[DATA SHOWN — start]
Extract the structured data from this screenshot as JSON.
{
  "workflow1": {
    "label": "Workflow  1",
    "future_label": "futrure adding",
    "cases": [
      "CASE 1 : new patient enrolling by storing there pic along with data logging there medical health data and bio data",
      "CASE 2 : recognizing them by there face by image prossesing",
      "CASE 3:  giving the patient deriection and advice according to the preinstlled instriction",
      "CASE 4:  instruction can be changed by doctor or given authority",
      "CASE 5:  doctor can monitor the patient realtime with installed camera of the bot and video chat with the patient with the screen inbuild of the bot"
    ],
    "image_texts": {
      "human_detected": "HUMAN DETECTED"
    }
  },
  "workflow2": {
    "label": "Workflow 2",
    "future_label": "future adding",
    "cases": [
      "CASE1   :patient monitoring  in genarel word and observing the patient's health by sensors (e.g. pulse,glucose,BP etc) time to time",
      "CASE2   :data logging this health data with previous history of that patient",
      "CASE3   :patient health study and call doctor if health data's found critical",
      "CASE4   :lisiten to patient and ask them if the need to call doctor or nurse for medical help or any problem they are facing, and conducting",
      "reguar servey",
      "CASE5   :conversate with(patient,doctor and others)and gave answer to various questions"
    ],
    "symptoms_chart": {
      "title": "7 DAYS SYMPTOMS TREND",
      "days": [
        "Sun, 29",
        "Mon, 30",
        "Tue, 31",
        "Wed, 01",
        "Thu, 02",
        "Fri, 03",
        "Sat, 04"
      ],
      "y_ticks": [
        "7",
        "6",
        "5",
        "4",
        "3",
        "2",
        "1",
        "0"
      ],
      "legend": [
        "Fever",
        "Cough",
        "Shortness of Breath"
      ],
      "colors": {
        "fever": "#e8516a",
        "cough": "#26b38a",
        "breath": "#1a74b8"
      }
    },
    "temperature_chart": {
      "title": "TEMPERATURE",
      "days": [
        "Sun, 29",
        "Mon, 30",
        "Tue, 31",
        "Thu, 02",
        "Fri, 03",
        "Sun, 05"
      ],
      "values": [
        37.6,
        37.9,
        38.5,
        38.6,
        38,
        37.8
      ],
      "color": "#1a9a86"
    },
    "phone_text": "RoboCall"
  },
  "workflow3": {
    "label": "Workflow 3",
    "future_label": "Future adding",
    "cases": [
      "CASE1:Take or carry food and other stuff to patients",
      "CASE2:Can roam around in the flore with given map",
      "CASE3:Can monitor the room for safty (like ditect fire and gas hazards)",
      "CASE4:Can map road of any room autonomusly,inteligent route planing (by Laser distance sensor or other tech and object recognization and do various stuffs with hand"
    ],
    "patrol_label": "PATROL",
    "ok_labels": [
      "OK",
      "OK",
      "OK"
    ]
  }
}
[DATA SHOWN — finish]
YOUR INSTRUCTIONS: Lines from the entries that contain the string "there" are what must be copied.

SOLUTION BELOW:
      "CASE 1 : new patient enrolling by storing there pic along with data logging there medical health data and bio data",
      "CASE 2 : recognizing them by there face by image prossesing",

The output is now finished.